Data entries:

★ ★ ★ ★ ★ ★ ★

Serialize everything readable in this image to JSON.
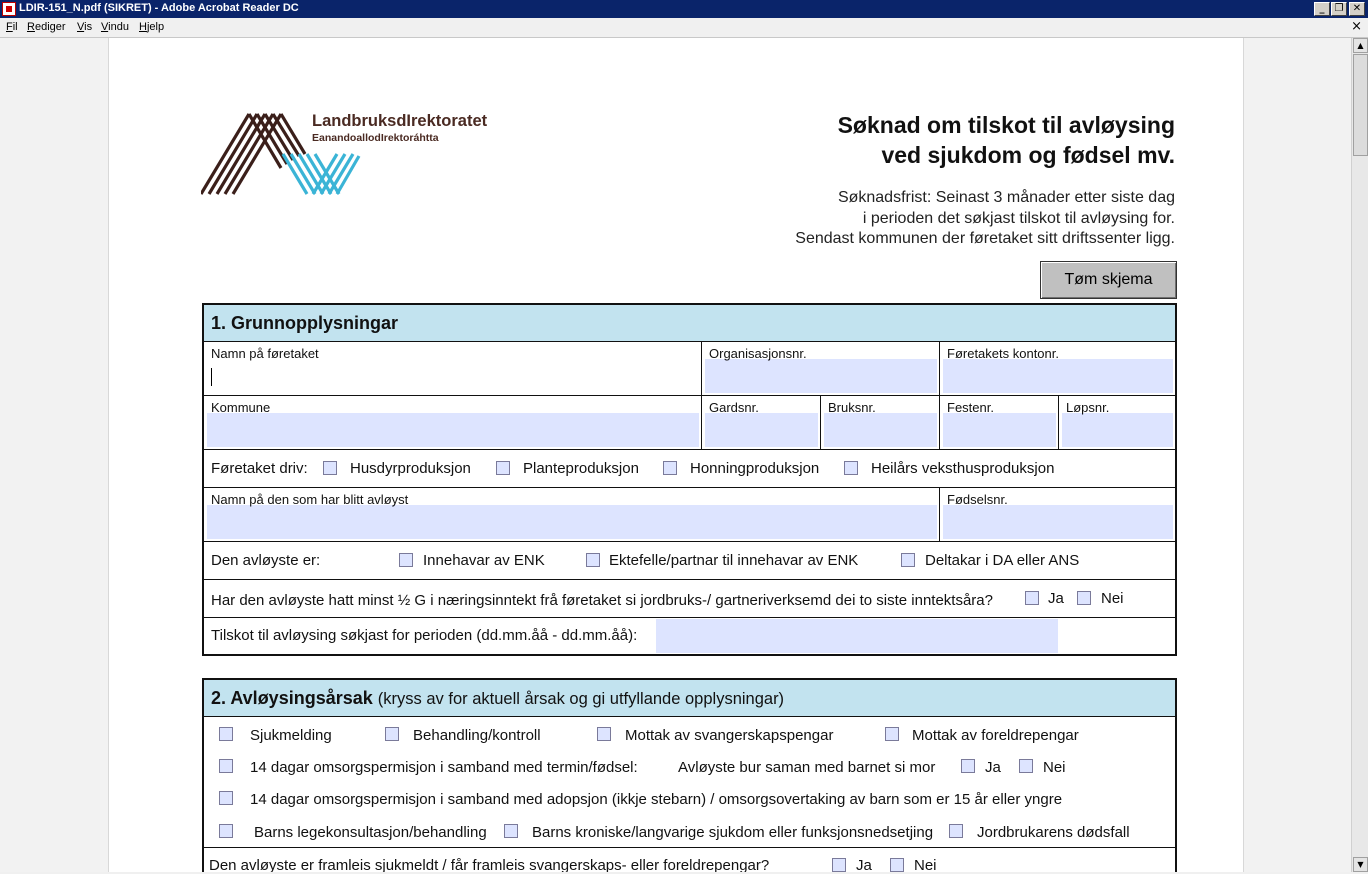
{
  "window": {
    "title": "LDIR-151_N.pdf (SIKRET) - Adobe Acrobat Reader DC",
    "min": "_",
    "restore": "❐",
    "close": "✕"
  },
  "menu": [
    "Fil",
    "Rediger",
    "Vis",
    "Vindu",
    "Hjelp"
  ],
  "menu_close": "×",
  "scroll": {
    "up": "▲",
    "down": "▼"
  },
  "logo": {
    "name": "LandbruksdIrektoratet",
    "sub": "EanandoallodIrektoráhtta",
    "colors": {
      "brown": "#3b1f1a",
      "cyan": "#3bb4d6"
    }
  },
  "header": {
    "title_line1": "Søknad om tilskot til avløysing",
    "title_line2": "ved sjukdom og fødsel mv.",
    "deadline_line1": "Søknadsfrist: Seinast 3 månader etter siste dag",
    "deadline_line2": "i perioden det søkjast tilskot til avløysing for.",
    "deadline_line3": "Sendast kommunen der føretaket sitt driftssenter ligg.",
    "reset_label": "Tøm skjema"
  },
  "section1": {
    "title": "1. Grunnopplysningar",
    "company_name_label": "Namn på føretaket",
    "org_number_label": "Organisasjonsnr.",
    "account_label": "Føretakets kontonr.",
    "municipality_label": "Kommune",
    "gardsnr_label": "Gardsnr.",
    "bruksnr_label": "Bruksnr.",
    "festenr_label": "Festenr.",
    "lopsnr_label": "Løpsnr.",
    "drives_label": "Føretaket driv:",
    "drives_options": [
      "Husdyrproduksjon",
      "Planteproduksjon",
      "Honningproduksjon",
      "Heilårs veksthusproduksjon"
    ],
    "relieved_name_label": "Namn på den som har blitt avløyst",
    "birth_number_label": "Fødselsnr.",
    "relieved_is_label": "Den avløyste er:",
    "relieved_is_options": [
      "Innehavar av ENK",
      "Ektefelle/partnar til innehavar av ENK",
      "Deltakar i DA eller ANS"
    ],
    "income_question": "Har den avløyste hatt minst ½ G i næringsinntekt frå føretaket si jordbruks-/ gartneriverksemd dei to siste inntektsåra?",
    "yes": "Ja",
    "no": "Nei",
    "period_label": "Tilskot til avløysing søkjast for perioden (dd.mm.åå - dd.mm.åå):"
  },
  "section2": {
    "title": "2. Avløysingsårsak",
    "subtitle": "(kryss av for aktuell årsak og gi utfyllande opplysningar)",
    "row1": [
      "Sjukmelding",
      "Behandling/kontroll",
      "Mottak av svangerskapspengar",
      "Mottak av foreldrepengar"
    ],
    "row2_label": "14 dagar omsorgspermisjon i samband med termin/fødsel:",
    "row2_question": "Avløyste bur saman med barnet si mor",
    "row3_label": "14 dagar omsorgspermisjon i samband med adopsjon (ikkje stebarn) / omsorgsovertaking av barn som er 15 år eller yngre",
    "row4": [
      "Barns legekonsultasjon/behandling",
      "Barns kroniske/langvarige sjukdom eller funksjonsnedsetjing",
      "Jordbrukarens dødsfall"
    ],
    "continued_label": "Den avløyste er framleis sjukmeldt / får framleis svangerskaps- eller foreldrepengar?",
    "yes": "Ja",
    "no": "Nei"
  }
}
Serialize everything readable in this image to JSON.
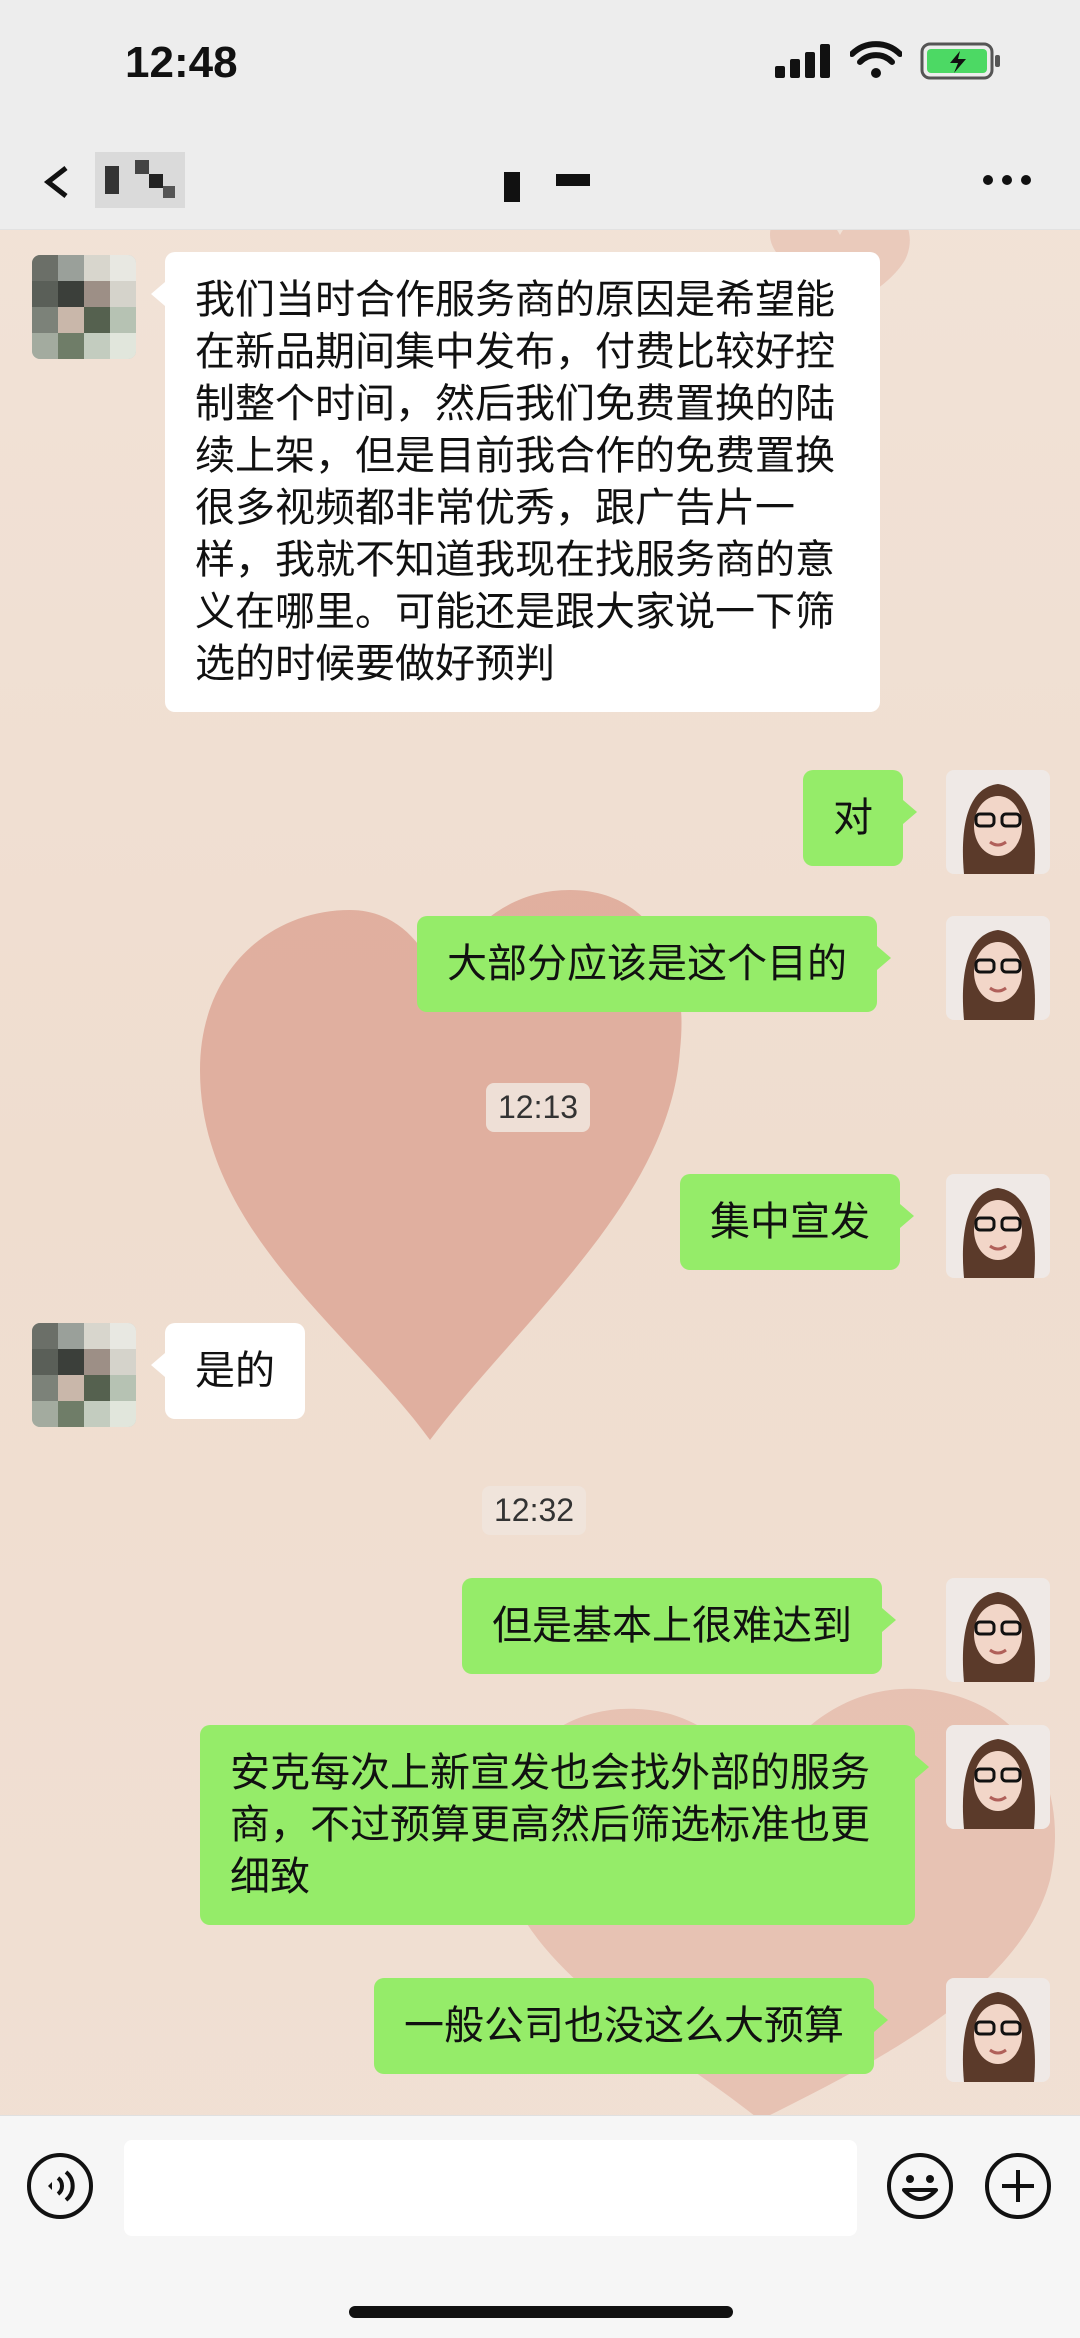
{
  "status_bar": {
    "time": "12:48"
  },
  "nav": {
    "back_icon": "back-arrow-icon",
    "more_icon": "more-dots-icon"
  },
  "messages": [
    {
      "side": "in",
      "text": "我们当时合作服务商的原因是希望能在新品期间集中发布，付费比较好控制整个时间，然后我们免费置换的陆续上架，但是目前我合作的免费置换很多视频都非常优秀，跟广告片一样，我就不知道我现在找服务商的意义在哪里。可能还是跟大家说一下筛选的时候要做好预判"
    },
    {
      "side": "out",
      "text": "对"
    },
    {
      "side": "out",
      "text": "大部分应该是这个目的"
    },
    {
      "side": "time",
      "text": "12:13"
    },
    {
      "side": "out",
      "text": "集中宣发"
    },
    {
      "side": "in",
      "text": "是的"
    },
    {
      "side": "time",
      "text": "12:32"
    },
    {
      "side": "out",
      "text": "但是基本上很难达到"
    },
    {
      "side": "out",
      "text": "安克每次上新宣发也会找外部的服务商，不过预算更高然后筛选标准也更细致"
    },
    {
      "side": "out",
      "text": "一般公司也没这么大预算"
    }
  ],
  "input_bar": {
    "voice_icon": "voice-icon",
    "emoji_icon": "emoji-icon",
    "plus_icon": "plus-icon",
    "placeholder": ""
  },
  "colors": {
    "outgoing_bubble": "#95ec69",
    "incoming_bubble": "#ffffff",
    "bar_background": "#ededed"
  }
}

★ ★ ★ ★ ★ ★ ★

INSTRUCTIONS FOR THE TASK:
Copy each line of the records containing the string "Mottak".

WRITTEN ANSWER:
      "Mottak av svangerskapspengar",
      "Mottak av foreldrepengar"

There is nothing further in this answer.